▶ Exercise prompt: Scan the records for "Convolutional". Show the matching lines.

▶ Exercise materials:
——

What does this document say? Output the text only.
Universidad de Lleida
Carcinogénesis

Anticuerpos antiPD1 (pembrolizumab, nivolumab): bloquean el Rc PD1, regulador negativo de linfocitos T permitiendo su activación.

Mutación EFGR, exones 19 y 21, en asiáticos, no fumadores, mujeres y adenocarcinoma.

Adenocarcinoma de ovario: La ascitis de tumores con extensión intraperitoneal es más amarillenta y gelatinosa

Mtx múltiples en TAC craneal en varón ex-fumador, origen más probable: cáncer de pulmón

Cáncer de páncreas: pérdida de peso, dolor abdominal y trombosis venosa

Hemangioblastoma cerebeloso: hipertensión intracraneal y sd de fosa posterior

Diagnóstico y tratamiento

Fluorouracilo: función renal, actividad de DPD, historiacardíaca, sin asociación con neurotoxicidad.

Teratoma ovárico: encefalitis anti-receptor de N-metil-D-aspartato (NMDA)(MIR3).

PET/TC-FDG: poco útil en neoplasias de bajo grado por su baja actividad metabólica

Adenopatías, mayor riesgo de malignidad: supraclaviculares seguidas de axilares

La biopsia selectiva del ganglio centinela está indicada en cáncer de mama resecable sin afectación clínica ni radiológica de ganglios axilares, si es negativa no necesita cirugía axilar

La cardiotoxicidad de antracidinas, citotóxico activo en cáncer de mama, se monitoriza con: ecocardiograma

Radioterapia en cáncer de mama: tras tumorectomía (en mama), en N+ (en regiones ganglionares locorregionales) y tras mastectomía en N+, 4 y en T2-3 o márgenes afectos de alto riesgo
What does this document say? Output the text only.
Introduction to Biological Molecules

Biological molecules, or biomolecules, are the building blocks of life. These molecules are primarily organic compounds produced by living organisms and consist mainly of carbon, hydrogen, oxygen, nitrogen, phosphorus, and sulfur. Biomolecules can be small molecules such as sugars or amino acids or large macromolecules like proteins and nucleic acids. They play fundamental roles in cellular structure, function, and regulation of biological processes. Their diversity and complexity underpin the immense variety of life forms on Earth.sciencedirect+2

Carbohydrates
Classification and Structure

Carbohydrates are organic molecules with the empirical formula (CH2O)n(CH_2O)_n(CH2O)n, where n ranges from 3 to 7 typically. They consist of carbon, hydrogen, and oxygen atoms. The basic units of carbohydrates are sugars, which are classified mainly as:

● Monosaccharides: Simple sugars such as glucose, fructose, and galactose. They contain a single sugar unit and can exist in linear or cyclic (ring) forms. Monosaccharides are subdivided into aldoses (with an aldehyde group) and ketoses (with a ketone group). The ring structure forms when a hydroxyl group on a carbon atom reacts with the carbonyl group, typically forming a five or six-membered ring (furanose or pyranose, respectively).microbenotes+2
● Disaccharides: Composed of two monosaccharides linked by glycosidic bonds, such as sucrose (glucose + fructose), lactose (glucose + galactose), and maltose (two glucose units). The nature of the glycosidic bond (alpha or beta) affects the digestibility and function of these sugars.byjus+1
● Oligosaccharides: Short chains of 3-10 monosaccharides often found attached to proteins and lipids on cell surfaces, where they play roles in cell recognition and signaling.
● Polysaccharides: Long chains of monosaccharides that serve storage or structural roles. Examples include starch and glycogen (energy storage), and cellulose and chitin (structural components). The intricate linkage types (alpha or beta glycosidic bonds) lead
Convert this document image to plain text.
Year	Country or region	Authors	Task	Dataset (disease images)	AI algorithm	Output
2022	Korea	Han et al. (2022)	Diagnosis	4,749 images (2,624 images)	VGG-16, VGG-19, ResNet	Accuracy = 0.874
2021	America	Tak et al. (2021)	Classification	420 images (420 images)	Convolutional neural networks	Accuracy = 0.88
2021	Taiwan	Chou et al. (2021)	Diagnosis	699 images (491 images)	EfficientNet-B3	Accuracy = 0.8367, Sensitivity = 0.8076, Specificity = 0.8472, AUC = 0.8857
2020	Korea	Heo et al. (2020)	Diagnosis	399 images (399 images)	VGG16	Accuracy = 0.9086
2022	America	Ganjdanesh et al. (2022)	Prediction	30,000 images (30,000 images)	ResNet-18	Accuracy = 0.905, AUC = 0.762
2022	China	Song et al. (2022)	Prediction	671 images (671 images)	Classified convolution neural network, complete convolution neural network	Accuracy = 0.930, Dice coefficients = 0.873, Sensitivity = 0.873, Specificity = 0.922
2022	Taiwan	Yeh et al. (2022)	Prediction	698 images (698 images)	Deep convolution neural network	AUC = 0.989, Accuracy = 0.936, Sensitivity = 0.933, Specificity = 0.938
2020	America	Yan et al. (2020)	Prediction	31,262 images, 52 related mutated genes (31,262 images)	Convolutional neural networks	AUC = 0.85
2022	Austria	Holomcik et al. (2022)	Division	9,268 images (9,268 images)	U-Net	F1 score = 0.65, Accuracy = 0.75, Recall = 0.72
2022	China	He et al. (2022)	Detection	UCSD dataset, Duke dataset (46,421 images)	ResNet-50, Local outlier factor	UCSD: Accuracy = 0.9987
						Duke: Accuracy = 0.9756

——

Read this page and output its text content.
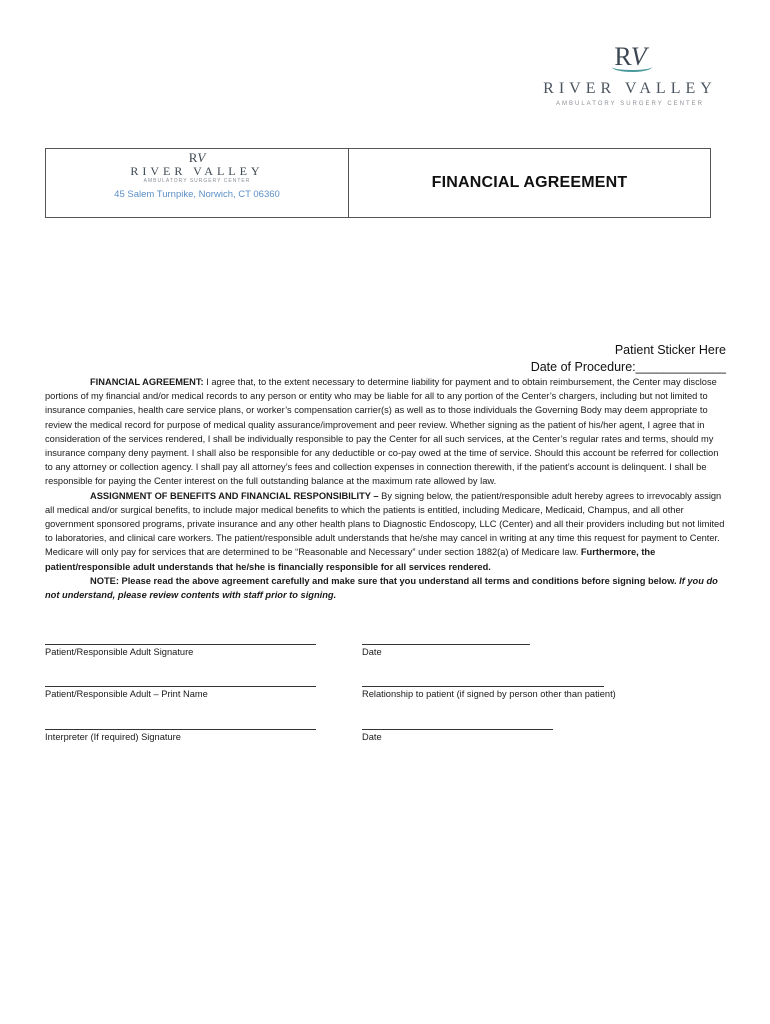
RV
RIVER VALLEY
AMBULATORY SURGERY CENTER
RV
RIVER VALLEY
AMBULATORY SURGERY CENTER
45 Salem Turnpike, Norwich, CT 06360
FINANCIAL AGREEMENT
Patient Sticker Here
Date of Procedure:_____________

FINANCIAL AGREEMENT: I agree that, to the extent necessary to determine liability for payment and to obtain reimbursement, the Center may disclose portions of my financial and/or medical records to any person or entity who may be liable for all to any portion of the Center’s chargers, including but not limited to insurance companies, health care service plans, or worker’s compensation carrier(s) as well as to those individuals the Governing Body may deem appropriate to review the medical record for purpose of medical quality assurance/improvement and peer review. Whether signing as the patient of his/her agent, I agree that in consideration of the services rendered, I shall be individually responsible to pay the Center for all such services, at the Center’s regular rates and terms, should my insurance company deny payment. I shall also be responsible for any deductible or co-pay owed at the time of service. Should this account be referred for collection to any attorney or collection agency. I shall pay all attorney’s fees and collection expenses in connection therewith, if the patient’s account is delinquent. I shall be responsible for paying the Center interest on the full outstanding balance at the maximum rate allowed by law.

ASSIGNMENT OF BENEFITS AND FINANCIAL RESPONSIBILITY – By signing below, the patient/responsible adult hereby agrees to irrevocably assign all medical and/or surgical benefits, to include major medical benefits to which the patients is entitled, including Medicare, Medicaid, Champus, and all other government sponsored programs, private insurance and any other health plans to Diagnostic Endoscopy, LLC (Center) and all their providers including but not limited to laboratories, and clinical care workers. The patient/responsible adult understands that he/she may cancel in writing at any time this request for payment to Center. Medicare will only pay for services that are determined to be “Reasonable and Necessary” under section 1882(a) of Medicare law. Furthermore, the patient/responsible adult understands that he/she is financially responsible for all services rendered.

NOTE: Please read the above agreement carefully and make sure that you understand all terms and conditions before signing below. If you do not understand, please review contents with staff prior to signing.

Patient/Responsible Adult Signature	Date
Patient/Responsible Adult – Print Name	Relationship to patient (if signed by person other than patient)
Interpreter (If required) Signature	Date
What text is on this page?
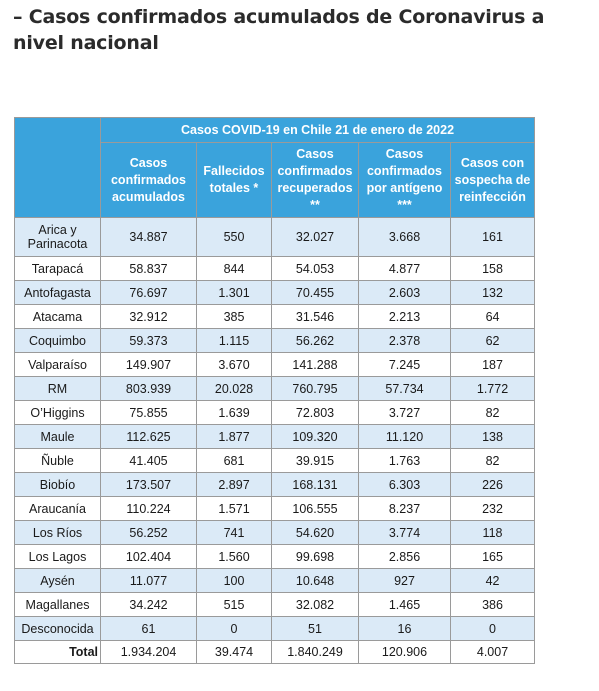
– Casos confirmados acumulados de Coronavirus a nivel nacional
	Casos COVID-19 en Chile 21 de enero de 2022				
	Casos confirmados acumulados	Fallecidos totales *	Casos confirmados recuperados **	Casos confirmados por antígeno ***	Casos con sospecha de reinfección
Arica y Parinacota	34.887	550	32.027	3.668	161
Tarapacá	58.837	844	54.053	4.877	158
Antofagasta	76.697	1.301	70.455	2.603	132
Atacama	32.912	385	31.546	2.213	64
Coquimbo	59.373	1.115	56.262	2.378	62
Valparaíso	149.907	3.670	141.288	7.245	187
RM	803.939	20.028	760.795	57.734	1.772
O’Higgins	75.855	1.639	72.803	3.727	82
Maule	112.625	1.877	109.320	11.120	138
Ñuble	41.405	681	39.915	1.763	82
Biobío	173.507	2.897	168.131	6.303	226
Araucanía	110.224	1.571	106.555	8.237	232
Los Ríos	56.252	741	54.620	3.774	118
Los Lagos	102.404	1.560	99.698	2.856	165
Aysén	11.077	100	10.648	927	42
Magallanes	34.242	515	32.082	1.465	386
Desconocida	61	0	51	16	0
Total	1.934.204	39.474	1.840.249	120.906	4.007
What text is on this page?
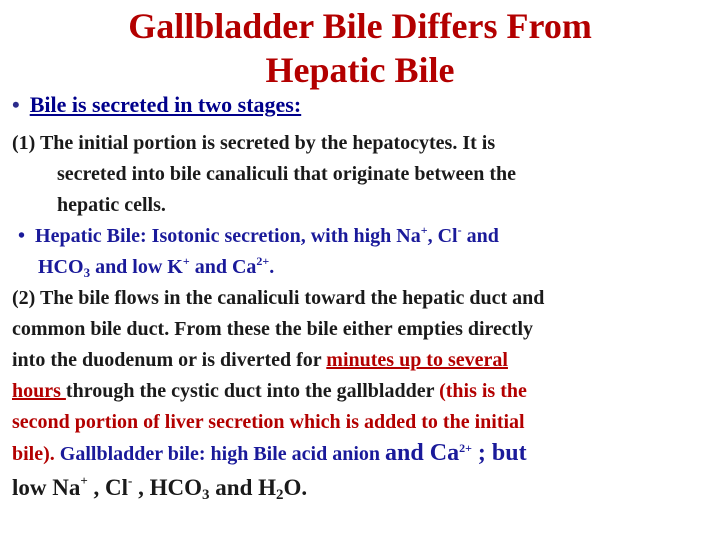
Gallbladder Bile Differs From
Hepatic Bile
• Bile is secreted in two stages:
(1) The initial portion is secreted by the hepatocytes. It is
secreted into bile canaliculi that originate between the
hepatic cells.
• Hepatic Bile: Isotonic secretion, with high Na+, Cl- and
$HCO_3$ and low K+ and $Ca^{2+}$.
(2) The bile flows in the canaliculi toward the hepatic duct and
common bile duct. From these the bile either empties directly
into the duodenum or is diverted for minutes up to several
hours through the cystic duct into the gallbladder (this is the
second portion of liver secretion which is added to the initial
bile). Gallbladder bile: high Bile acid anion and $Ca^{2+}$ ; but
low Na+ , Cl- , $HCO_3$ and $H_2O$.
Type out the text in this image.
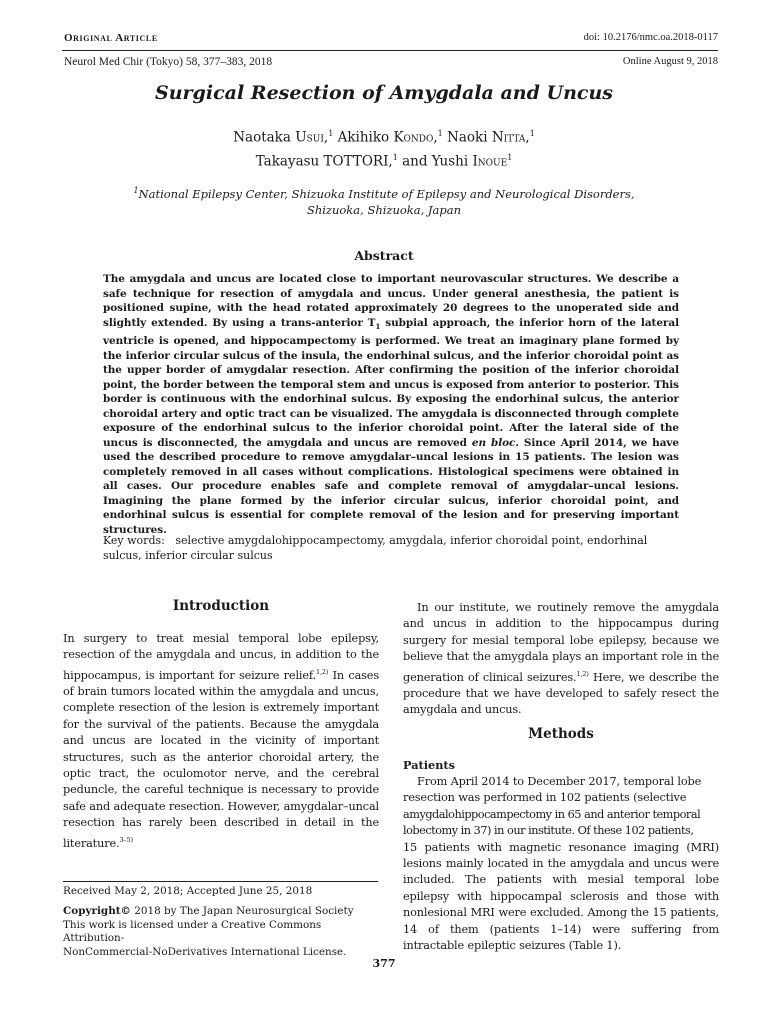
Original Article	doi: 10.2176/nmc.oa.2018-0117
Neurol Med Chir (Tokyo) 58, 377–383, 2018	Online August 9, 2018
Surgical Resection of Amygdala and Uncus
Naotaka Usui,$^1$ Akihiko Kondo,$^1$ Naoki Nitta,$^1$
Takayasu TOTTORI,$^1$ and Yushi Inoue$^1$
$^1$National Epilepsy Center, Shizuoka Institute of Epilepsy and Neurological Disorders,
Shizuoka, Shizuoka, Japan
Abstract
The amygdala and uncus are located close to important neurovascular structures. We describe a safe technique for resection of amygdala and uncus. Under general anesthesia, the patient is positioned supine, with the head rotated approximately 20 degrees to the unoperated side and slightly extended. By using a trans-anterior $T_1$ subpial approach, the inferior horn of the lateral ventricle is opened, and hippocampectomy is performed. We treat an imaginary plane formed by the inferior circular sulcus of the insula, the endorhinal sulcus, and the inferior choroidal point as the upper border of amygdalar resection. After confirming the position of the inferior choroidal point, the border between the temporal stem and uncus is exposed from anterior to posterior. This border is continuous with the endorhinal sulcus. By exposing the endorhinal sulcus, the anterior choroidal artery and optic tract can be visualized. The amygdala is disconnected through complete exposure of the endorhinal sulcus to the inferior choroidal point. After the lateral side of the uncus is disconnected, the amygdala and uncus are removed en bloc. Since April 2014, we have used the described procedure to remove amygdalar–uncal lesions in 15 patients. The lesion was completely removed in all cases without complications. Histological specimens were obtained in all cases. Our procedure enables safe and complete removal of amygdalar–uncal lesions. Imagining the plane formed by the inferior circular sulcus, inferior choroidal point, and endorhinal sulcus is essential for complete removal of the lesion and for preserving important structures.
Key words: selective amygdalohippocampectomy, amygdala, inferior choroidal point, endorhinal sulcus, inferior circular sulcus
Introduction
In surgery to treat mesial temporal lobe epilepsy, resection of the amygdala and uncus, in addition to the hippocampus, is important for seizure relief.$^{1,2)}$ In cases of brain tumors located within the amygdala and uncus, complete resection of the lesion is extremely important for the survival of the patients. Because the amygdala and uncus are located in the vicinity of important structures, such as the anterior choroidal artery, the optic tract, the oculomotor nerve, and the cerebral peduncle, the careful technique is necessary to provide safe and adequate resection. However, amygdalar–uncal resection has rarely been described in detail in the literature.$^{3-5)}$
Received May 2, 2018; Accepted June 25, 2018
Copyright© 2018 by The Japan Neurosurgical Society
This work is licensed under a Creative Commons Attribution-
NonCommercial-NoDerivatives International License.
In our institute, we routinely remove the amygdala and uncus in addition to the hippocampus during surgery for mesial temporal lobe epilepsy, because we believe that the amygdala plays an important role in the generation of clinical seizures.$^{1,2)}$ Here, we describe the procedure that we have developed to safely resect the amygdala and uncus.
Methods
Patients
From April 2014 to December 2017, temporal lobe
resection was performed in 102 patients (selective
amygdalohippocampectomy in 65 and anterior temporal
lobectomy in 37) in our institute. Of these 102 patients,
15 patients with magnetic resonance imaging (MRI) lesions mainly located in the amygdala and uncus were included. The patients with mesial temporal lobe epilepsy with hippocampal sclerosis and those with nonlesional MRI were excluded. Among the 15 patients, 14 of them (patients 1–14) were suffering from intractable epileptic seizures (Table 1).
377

——

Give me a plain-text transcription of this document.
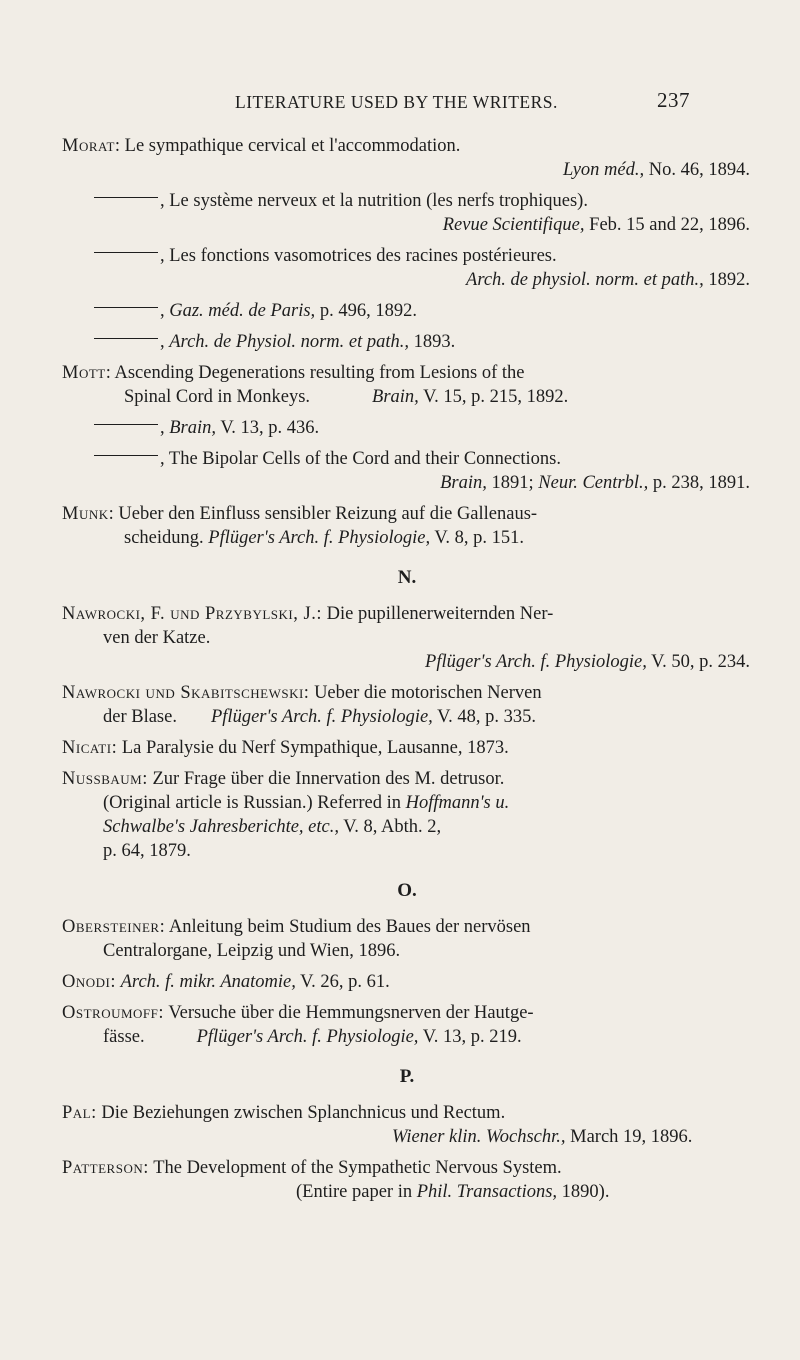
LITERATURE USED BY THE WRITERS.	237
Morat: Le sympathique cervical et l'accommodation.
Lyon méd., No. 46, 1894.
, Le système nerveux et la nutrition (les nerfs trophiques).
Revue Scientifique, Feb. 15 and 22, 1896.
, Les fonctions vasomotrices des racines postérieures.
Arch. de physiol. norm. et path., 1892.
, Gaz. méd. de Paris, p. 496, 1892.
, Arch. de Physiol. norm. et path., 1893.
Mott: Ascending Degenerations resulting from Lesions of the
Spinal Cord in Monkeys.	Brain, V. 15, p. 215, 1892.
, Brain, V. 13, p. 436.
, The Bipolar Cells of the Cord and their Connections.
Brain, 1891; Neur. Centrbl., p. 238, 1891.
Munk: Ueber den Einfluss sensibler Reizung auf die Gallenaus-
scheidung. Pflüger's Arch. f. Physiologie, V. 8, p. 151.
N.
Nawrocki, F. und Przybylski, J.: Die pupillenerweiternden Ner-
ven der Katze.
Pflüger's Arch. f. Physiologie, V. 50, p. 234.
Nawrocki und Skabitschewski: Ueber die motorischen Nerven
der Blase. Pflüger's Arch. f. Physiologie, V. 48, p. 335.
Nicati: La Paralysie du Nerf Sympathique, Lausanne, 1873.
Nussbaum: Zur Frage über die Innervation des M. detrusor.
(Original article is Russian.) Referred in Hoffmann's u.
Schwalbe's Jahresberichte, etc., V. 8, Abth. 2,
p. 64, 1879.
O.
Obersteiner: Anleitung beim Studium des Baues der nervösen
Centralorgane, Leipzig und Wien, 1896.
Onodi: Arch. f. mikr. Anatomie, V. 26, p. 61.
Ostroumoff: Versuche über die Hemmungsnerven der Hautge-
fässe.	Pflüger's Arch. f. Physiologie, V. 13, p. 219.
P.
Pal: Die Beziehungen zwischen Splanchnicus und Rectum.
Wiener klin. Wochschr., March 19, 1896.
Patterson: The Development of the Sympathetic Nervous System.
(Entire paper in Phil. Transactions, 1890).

——

▶ Task output:
2021	America	Tak et al. (2021)	Classification	420 images (420 images)	Convolutional neural networks	Accuracy = 0.88
2020	America	Yan et al. (2020)	Prediction	31,262 images, 52 related mutated genes (31,262 images)	Convolutional neural networks	AUC = 0.85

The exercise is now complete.